═════ Provided entries

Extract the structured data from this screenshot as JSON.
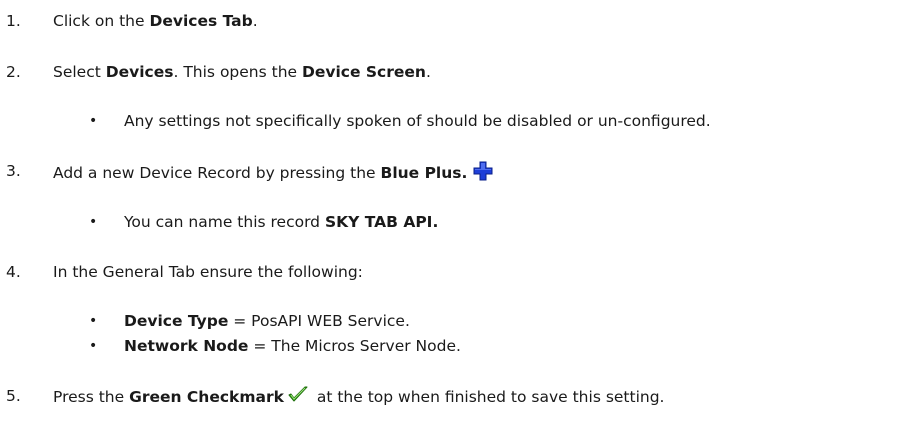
{
  "steps": [
    {
      "number": "1.",
      "parts": [
        "Click on the ",
        "Devices Tab",
        "."
      ]
    },
    {
      "number": "2.",
      "parts": [
        "Select ",
        "Devices",
        ". This opens the ",
        "Device Screen",
        "."
      ],
      "bullets": [
        {
          "text": "Any settings not specifically spoken of should be disabled or un-configured."
        }
      ]
    },
    {
      "number": "3.",
      "parts": [
        "Add a new Device Record by pressing the ",
        "Blue Plus."
      ],
      "icon": "blue-plus-icon",
      "icon_color": "#1e3fd8",
      "bullets": [
        {
          "parts": [
            "You can name this record ",
            "SKY TAB API."
          ]
        }
      ]
    },
    {
      "number": "4.",
      "parts": [
        "In the General Tab ensure the following:"
      ],
      "bullets": [
        {
          "parts": [
            "Device Type",
            " = PosAPI WEB Service."
          ]
        },
        {
          "parts": [
            "Network Node",
            " = The Micros Server Node."
          ]
        }
      ]
    },
    {
      "number": "5.",
      "parts": [
        "Press the ",
        "Green Checkmark",
        " at the top when finished to save this setting."
      ],
      "icon": "green-checkmark-icon",
      "icon_color": "#3cb31c"
    }
  ],
  "bullet_glyph": "•"
}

══════════

_To do_: Pictures in the data above should not be copied; transcribe everything else exactly.

_Output_:
Extract the structured data from this screenshot as JSON.
{
  "steps": [
    {
      "number": "1.",
      "parts": [
        "Click on the ",
        "Devices Tab",
        "."
      ]
    },
    {
      "number": "2.",
      "parts": [
        "Select ",
        "Devices",
        ". This opens the ",
        "Device Screen",
        "."
      ],
      "bullets": [
        {
          "text": "Any settings not specifically spoken of should be disabled or un-configured."
        }
      ]
    },
    {
      "number": "3.",
      "parts": [
        "Add a new Device Record by pressing the ",
        "Blue Plus."
      ],
      "icon": "blue-plus-icon",
      "icon_color": "#1e3fd8",
      "bullets": [
        {
          "parts": [
            "You can name this record ",
            "SKY TAB API."
          ]
        }
      ]
    },
    {
      "number": "4.",
      "parts": [
        "In the General Tab ensure the following:"
      ],
      "bullets": [
        {
          "parts": [
            "Device Type",
            " = PosAPI WEB Service."
          ]
        },
        {
          "parts": [
            "Network Node",
            " = The Micros Server Node."
          ]
        }
      ]
    },
    {
      "number": "5.",
      "parts": [
        "Press the ",
        "Green Checkmark",
        " at the top when finished to save this setting."
      ],
      "icon": "green-checkmark-icon",
      "icon_color": "#3cb31c"
    }
  ],
  "bullet_glyph": "•"
}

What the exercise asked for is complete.